------ RECORD EXCERPTS
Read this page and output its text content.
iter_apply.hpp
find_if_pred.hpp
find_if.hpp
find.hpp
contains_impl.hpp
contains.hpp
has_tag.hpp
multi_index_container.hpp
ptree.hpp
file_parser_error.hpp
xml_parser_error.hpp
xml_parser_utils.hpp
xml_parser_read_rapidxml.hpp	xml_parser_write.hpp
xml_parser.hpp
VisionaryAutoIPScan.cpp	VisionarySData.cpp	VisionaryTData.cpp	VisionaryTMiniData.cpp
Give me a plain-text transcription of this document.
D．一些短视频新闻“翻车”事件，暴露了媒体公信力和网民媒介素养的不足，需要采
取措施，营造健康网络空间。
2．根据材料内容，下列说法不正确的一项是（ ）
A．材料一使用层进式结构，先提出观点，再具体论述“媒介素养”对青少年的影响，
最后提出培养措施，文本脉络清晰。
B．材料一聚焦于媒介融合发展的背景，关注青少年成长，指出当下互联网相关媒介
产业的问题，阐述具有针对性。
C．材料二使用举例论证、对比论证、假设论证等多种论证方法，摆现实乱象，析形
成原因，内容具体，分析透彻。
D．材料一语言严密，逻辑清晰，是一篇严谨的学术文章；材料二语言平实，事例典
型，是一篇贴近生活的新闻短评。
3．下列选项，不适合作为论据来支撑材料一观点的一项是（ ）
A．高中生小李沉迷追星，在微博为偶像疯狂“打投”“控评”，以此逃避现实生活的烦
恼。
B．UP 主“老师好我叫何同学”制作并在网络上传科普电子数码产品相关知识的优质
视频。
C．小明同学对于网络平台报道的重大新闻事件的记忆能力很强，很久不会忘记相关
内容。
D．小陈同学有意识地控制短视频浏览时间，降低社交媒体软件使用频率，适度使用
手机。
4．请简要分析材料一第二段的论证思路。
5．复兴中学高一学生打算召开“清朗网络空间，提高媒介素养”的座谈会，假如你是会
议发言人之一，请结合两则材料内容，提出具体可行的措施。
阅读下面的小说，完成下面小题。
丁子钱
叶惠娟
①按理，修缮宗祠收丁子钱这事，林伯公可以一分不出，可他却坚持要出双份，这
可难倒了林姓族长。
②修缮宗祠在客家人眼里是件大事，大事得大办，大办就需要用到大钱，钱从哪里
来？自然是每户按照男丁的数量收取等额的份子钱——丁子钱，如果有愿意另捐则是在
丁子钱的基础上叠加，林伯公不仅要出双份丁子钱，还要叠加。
------------
#### THE PROBLEM
Write every record out again, unaltered.

#### ANSWER TO THE TASK
Read this page and output its text content.
iter_apply.hpp
find_if_pred.hpp
find_if.hpp
find.hpp
contains_impl.hpp
contains.hpp
has_tag.hpp
multi_index_container.hpp
ptree.hpp
file_parser_error.hpp
xml_parser_error.hpp
xml_parser_utils.hpp
xml_parser_read_rapidxml.hpp	xml_parser_write.hpp
xml_parser.hpp
VisionaryAutoIPScan.cpp	VisionarySData.cpp	VisionaryTData.cpp	VisionaryTMiniData.cpp
Give me a plain-text transcription of this document.
D．一些短视频新闻“翻车”事件，暴露了媒体公信力和网民媒介素养的不足，需要采
取措施，营造健康网络空间。
2．根据材料内容，下列说法不正确的一项是（ ）
A．材料一使用层进式结构，先提出观点，再具体论述“媒介素养”对青少年的影响，
最后提出培养措施，文本脉络清晰。
B．材料一聚焦于媒介融合发展的背景，关注青少年成长，指出当下互联网相关媒介
产业的问题，阐述具有针对性。
C．材料二使用举例论证、对比论证、假设论证等多种论证方法，摆现实乱象，析形
成原因，内容具体，分析透彻。
D．材料一语言严密，逻辑清晰，是一篇严谨的学术文章；材料二语言平实，事例典
型，是一篇贴近生活的新闻短评。
3．下列选项，不适合作为论据来支撑材料一观点的一项是（ ）
A．高中生小李沉迷追星，在微博为偶像疯狂“打投”“控评”，以此逃避现实生活的烦
恼。
B．UP 主“老师好我叫何同学”制作并在网络上传科普电子数码产品相关知识的优质
视频。
C．小明同学对于网络平台报道的重大新闻事件的记忆能力很强，很久不会忘记相关
内容。
D．小陈同学有意识地控制短视频浏览时间，降低社交媒体软件使用频率，适度使用
手机。
4．请简要分析材料一第二段的论证思路。
5．复兴中学高一学生打算召开“清朗网络空间，提高媒介素养”的座谈会，假如你是会
议发言人之一，请结合两则材料内容，提出具体可行的措施。
阅读下面的小说，完成下面小题。
丁子钱
叶惠娟
①按理，修缮宗祠收丁子钱这事，林伯公可以一分不出，可他却坚持要出双份，这
可难倒了林姓族长。
②修缮宗祠在客家人眼里是件大事，大事得大办，大办就需要用到大钱，钱从哪里
来？自然是每户按照男丁的数量收取等额的份子钱——丁子钱，如果有愿意另捐则是在
丁子钱的基础上叠加，林伯公不仅要出双份丁子钱，还要叠加。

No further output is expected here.